→ Source passage
========
Originally Posted by demonrail666
as in delaying the payment of outstanding invoices to a small supplier but giving them the opportunity to accept a smaller settlement, knowing they couldn't afford to wait for the full agreed amount.

oh... a government entity did that to me once

they hired me to do a bunch of work. i gave them a price. we signed on it.

halfway through it and me still waiting for my initial down payment i get a call from the guy i was working with.

they had run down the budget line for my purchase and could i do it for less.

i said okay i can work for less but i have to do a smaller package. i can’t deliver on the initial thing (the initial thing required me to hire a bunch of contractors)

he protested but i tried to explain that i would lose money

i never heard back and was left holding my dick...

this story is not about corporations though. itks about the challenges a business faces. FROM ALL SIDES.

anyway i really have to go to the bread line now and get my rations from party chairman comrade bernie

Dr. Eugene Felikson 02.22.2019 11:02 AM

Nothing wrong with running a business, and yes it is very difficult. The fact that a man like Jeff Bezos started Amazon by selling books in his garage is commendable.

However, when you consider hoarding the nation's resources... when is enough enough? You reach a certain point as a business where certain things are possible for you which others could never dream of. How exactly is someone supposed to compete with Amazon at this point? Amazon can barely keep up with Amazon Prime without pushing their employees to the bone, and even Wal-Mart can do little more than their best to copy Amazon's every move. Then Amazon finds legal loop holes where they end up paying $0 on their income tax? It's fucked man.

Y'know, I used to identify as a Libertarian. A LaVeyan Satanist Libertarian, "survival of the fittest" blow hard. I would preach for people to innovate and find a way to survive or be left in the dust. I'm older now, and understand that life isn't simply so black, and white. I'm far softer now: there's a lot of grey out there, and I feel like people need help. It's the system itself that's fucked, we've had too much of a good thing for too long. If someone like Bernie is fighting to help the little guy, then I feel we should seize the opportunity. Most of his policies will never fly through but if he can make enough changes to help out those in need, to give students some breathing room, give everyone tax-paid health care, protect our environment: we can re-build. Everything is so tense right now. The nation can use a sense of comfort.

demonrail666 02.22.2019 11:06 AM

Quote:

Originally Posted by !@#$%!
this story is not about corporations though.


No, but mine was. You asked what I meant by ruthless which I assumed you meant in reference to my point about ruthless corporate practices, so I gave a real world example of one.

Dr. Eugene Felikson 02.22.2019 11:10 AM

What about when automation takes hold? How are people going to find work then? We need to prepare for that, symbols. People are going to need a way to feed themselves, and provide comfort for their families.

demonrail666 02.22.2019 11:30 AM

I don't know if it'll ever be accepted in the US but I can see the Universal Basic Income idea becoming an inevitability in Europe before very long. Personally I think governments need to stop being squeamish about this and look to introducing some version of it at least as soon as possible.
========
→ Data listing
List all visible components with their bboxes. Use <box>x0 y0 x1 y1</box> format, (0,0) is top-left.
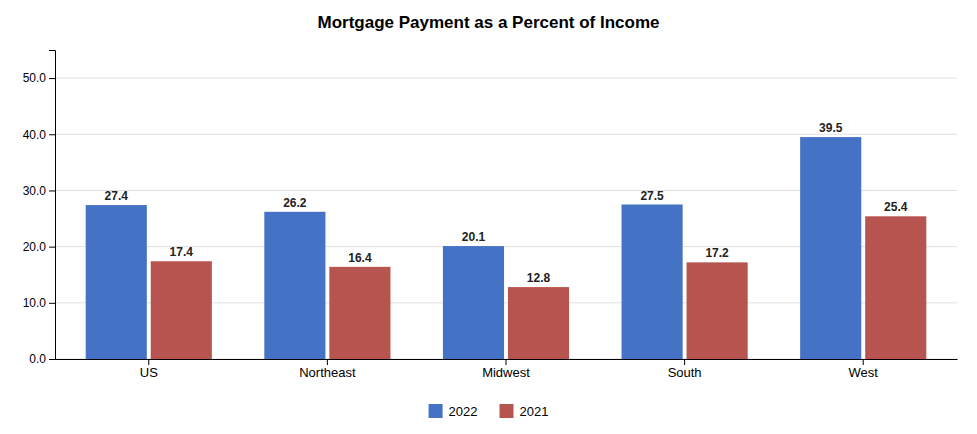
legend-label: 2021 <box>520 404 549 419</box>
tick-label: 0.0 <box>29 352 46 366</box>
data-label: 27.5 <box>640 189 664 203</box>
y-tick: 20.0 <box>23 240 55 254</box>
x-tick: Northeast <box>299 359 356 380</box>
bar <box>264 212 325 359</box>
tick-mark <box>49 134 55 135</box>
data-label: 27.4 <box>105 189 129 203</box>
legend: 2022 2021 <box>429 404 549 419</box>
data-label: 17.2 <box>705 246 729 260</box>
tick-mark <box>49 247 55 248</box>
chart: Mortgage Payment as a Percent of Income 2… <box>0 0 977 434</box>
grid <box>55 78 957 359</box>
x-tick: Midwest <box>482 359 530 380</box>
bar <box>151 261 212 359</box>
tick-label: South <box>668 365 702 380</box>
y-tick: 50.0 <box>23 71 55 85</box>
data-label: 39.5 <box>819 121 843 135</box>
y-axis: 0.0 10.0 20.0 30.0 40.0 50.0 <box>23 51 56 367</box>
legend-item: 2021 <box>500 404 549 419</box>
y-tick: 30.0 <box>23 184 55 198</box>
bars <box>86 137 927 359</box>
tick-label: Northeast <box>299 365 356 380</box>
tick-mark <box>49 359 55 360</box>
data-label: 20.1 <box>462 230 486 244</box>
bar <box>687 262 748 359</box>
tick-mark <box>506 359 507 365</box>
tick-mark <box>148 359 149 365</box>
tick-label: Midwest <box>482 365 530 380</box>
x-tick: US <box>140 359 158 380</box>
y-tick: 0.0 <box>29 352 55 366</box>
legend-item: 2022 <box>429 404 478 419</box>
bar <box>800 137 861 359</box>
data-label: 16.4 <box>348 251 372 265</box>
tick-mark <box>49 303 55 304</box>
tick-label: US <box>140 365 158 380</box>
legend-swatch <box>500 404 514 418</box>
plot: 27.4 26.2 20.1 27.5 39.5 17.4 16.4 12.8 17.2 25.4… <box>23 51 958 381</box>
tick-mark <box>327 359 328 365</box>
data-label: 25.4 <box>884 200 908 214</box>
axis-line <box>49 51 56 360</box>
data-labels: 27.4 26.2 20.1 27.5 39.5 17.4 16.4 12.8 17.2 25.4 <box>105 121 908 285</box>
tick-label: 30.0 <box>23 184 47 198</box>
bar <box>86 205 147 359</box>
grid-line <box>55 78 957 79</box>
bar <box>622 205 683 360</box>
x-tick: South <box>668 359 702 380</box>
tick-label: 20.0 <box>23 240 47 254</box>
tick-mark <box>49 190 55 191</box>
tick-mark <box>49 78 55 79</box>
bar <box>508 287 569 359</box>
title: Mortgage Payment as a Percent of Income <box>318 13 660 32</box>
tick-label: 10.0 <box>23 296 47 310</box>
tick-label: 40.0 <box>23 128 47 142</box>
bar <box>865 216 926 359</box>
data-label: 26.2 <box>283 196 307 210</box>
y-tick: 40.0 <box>23 128 55 142</box>
tick-mark <box>684 359 685 365</box>
y-tick: 10.0 <box>23 296 55 310</box>
x-axis: US Northeast Midwest South West <box>56 359 958 380</box>
tick-label: West <box>849 365 879 380</box>
data-label: 17.4 <box>170 245 194 259</box>
tick-label: 50.0 <box>23 71 47 85</box>
legend-swatch <box>429 404 443 418</box>
legend-label: 2022 <box>449 404 478 419</box>
bar <box>329 267 390 359</box>
tick-mark <box>863 359 864 365</box>
x-tick: West <box>849 359 879 380</box>
bar <box>443 246 504 359</box>
data-label: 12.8 <box>527 271 551 285</box>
========
→ Task prompt
Output everything in the forum thread from "Originally Posted by !@#$%!" down to "soon as possible.", copied word for word. The material shown above comes from a different source than the forum thread.

→ Full output
Originally Posted by !@#$%!
this story is not about corporations though.


No, but mine was. You asked what I meant by ruthless which I assumed you meant in reference to my point about ruthless corporate practices, so I gave a real world example of one.

Dr. Eugene Felikson 02.22.2019 11:10 AM

What about when automation takes hold? How are people going to find work then? We need to prepare for that, symbols. People are going to need a way to feed themselves, and provide comfort for their families.

demonrail666 02.22.2019 11:30 AM

I don't know if it'll ever be accepted in the US but I can see the Universal Basic Income idea becoming an inevitability in Europe before very long. Personally I think governments need to stop being squeamish about this and look to introducing some version of it at least as soon as possible.